[Dataset entries]
◆ ◆ ◆ ◆
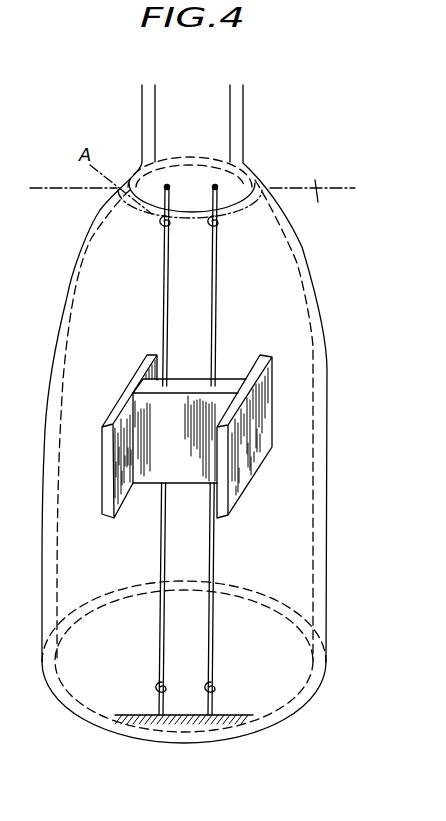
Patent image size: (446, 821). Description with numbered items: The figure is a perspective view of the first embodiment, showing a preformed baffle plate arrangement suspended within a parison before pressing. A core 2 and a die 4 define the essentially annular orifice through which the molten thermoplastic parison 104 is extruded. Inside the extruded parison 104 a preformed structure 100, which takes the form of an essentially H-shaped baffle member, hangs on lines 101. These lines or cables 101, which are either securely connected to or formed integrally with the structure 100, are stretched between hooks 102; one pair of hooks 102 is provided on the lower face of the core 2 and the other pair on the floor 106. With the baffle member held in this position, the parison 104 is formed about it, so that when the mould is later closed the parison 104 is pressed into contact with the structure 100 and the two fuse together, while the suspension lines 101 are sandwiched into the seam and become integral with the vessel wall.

The core 2 is at (210, 143).
The die 4 is at (192, 201).
The preformed structure 100 is at (245, 468).
The lines 101 is at (166, 292).
The hooks 102 is at (208, 226).
The parison 104 is at (312, 325).
The floor 106 is at (230, 713).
◆ ◆ ◆ ◆
▶ **Exercise aim**: Could you repeat, word for word, every line of the records above, leaving out the pictures?

▶ **The completed task**:
Patent image size: (446, 821). Description with numbered items: The figure is a perspective view of the first embodiment, showing a preformed baffle plate arrangement suspended within a parison before pressing. A core 2 and a die 4 define the essentially annular orifice through which the molten thermoplastic parison 104 is extruded. Inside the extruded parison 104 a preformed structure 100, which takes the form of an essentially H-shaped baffle member, hangs on lines 101. These lines or cables 101, which are either securely connected to or formed integrally with the structure 100, are stretched between hooks 102; one pair of hooks 102 is provided on the lower face of the core 2 and the other pair on the floor 106. With the baffle member held in this position, the parison 104 is formed about it, so that when the mould is later closed the parison 104 is pressed into contact with the structure 100 and the two fuse together, while the suspension lines 101 are sandwiched into the seam and become integral with the vessel wall.

The core 2 is at (210, 143).
The die 4 is at (192, 201).
The preformed structure 100 is at (245, 468).
The lines 101 is at (166, 292).
The hooks 102 is at (208, 226).
The parison 104 is at (312, 325).
The floor 106 is at (230, 713).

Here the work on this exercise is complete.